A questão da fome em tempos de pandemia

Enviada em 13/09/2021

A Constituição da República de 1988 garante que a alimentação é um direito social do brasileiro. Entretanto, a falta de comida na mesa dos cidadãos evidencia que essa garantia constitucional não vem sendo positivada. Nesse sentido, dois aspectos fazem-se relevantes: o aumento do preço dos alimentos, bem como a escassez de políticas públicas assistencialistas. Por isso, medidas fazem-se necessárias, com vistas a solucionar a insegurança alimentar vivenciada junto à pandemia da COVID 19.

Inicialmente, é relevante ressaltar que a inflação e a desvalorização do real são pontos centrais na supervalorização do custos dos comestíveis. Nesse contexto, de acordo com o portal G1, após o início da contaminação intensa por SARS-COV2, os valores do óleo de soja e do arroz subiram 82% e 56%, respectivamente. A partir desse pressuposto, percebe-se que o gasto com mantimentos cresceu, em contrapartida, o poder de compra diminuiu, impossibilitando parte da população de comprar a quantidade suficiente de mantimentos para a sua família.

Instrução da tarefa =
Dê continuidade ao texto sobre a fome em tempos de pandemia, começando logo após a última frase apresentada.

Dados extraídos =
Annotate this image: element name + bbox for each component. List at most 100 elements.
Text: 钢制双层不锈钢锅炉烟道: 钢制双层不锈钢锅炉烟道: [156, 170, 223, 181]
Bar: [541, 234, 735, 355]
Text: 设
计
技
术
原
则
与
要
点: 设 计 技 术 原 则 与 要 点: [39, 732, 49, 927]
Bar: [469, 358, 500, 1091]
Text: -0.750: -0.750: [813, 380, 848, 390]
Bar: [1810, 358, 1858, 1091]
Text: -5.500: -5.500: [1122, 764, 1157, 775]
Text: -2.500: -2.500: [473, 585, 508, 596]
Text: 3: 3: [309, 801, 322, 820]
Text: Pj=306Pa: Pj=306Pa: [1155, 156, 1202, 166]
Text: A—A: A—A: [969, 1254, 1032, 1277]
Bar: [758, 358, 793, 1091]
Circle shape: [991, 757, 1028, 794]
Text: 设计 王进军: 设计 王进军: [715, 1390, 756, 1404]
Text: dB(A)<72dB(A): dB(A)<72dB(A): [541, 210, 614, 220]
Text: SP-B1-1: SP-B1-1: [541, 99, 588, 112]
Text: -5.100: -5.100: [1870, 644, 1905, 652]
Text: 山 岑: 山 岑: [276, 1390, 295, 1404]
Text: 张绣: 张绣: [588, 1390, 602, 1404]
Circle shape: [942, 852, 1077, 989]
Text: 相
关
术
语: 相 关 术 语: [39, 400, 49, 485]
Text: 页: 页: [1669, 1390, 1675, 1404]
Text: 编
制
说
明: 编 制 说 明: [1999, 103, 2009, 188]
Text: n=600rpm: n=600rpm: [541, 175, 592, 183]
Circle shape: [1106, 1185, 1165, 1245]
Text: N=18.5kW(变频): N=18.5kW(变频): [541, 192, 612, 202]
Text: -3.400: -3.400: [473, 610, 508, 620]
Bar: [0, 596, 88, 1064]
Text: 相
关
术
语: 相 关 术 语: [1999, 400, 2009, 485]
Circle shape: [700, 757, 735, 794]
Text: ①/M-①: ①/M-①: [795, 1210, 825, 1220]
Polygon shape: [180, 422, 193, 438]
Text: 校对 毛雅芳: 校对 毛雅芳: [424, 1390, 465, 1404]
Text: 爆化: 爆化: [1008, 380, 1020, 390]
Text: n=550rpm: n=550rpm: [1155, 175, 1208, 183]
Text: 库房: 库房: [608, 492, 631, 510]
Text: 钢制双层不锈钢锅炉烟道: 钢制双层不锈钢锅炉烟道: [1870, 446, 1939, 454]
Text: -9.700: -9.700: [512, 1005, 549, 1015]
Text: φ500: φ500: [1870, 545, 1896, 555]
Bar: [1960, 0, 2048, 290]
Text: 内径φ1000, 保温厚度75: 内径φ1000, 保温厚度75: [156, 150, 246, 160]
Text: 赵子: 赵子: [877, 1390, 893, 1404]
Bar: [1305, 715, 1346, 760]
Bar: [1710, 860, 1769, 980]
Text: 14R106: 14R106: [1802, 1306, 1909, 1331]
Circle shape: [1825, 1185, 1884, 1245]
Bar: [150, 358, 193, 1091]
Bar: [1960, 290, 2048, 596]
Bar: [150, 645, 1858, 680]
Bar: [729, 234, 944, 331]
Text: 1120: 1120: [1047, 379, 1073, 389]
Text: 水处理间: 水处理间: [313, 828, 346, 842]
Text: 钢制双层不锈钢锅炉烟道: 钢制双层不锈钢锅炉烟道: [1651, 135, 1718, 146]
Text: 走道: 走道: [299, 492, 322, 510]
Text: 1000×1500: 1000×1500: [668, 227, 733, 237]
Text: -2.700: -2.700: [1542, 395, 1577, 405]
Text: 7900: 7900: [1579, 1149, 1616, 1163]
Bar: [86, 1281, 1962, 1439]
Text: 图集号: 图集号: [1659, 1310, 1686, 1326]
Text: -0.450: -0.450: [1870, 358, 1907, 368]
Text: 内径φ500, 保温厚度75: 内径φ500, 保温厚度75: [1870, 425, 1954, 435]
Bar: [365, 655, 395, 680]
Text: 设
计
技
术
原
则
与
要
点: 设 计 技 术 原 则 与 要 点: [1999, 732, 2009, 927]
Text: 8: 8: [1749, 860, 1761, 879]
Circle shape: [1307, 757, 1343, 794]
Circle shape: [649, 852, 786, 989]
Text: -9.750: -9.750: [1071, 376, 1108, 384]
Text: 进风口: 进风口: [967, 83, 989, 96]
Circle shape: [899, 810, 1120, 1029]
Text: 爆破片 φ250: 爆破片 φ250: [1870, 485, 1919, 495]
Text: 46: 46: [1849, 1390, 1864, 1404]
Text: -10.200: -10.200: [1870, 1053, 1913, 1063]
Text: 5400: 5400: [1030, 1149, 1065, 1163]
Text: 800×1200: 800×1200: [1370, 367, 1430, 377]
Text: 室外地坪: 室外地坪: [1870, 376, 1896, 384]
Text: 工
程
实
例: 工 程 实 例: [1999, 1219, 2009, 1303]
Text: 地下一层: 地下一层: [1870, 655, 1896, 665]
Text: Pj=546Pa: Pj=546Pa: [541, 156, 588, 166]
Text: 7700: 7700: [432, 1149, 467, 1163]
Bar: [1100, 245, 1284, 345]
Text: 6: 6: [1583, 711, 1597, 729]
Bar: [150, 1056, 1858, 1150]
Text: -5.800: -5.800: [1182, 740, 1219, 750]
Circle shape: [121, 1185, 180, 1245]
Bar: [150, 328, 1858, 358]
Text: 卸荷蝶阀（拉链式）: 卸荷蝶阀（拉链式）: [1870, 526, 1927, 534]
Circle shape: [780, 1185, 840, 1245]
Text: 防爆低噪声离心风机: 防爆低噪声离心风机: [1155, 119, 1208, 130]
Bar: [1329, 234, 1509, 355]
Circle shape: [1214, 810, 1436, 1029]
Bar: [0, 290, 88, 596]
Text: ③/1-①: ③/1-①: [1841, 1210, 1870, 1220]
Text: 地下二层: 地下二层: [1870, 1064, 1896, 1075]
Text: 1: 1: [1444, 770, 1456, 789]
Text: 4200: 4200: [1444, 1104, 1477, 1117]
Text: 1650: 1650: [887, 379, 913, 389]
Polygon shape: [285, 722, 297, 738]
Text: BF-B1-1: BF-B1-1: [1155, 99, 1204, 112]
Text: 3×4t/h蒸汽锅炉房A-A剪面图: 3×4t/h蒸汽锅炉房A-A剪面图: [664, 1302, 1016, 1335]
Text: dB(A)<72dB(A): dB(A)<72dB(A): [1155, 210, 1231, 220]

Sua resposta =
Somado a isso, a redução do número de beneficiados pelo programa Bolsa Família é um grande impasse para a resolução da problemática. Nesse âmbito, consoante à Carta Magna, um dos fundamentos da República Federativa do Brasil é a dignidade da pessoa humana. Sob tal ótica, quando um indivíduo passa fome, sua dignidade não foi preservada e sua saúde é colocada em grave risco, demonstrando a falha do Estado em zelar pelo seu povo.

Portanto, a fim de proporcionar segurança alimentar para o povo brasileiro, o Poder Executivo deve realizar um programa de assistência à população pobre. Esse programa deverá possibilitar que famílias em situação de pobreza comprem alimentos pelo menor preço possível, que sejam reduzidos ou retirados os impostos dos valores, assim como seja dada uma quantia em dinheiro. Assim, será possível garantir que os direitos fundamentais do cidadão brasileiro sejam efetivados.